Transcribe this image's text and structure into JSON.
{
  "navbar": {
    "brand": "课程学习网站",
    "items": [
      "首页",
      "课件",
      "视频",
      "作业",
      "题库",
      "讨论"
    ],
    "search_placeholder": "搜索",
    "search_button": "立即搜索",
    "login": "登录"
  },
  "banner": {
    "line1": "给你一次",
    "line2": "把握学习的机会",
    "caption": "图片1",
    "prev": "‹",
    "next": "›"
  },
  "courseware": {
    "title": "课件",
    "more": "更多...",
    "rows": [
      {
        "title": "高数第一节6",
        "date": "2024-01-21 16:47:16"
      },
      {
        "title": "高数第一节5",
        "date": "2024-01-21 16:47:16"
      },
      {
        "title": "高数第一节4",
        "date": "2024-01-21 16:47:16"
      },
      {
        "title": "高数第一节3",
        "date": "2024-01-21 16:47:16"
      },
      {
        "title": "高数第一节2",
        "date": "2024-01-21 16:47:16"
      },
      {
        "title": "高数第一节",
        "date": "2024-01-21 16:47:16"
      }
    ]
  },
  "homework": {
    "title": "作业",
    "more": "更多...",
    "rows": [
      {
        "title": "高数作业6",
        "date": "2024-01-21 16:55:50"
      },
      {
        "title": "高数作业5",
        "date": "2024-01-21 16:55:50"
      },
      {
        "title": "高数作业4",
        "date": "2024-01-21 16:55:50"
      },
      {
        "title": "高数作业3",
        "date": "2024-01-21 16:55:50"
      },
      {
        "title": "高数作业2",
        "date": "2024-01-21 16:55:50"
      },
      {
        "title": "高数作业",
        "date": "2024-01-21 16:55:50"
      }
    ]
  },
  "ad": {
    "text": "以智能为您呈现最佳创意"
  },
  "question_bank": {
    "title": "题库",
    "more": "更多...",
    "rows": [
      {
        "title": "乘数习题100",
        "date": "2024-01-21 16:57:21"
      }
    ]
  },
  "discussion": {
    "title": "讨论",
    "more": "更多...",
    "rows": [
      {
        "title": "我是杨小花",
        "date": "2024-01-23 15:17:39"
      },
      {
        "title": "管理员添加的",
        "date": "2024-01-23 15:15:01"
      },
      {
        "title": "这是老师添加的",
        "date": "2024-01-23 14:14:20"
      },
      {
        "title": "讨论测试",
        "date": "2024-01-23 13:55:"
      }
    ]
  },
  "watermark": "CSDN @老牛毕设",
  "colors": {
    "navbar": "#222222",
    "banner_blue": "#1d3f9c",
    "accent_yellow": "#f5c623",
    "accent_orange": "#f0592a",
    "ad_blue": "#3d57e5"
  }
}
◇ ◇ ◇
GOAL OF THE EXERCISE: Report the number of lines containing the string "text" and add nothing to it.

SOLVED PROBLEM: 2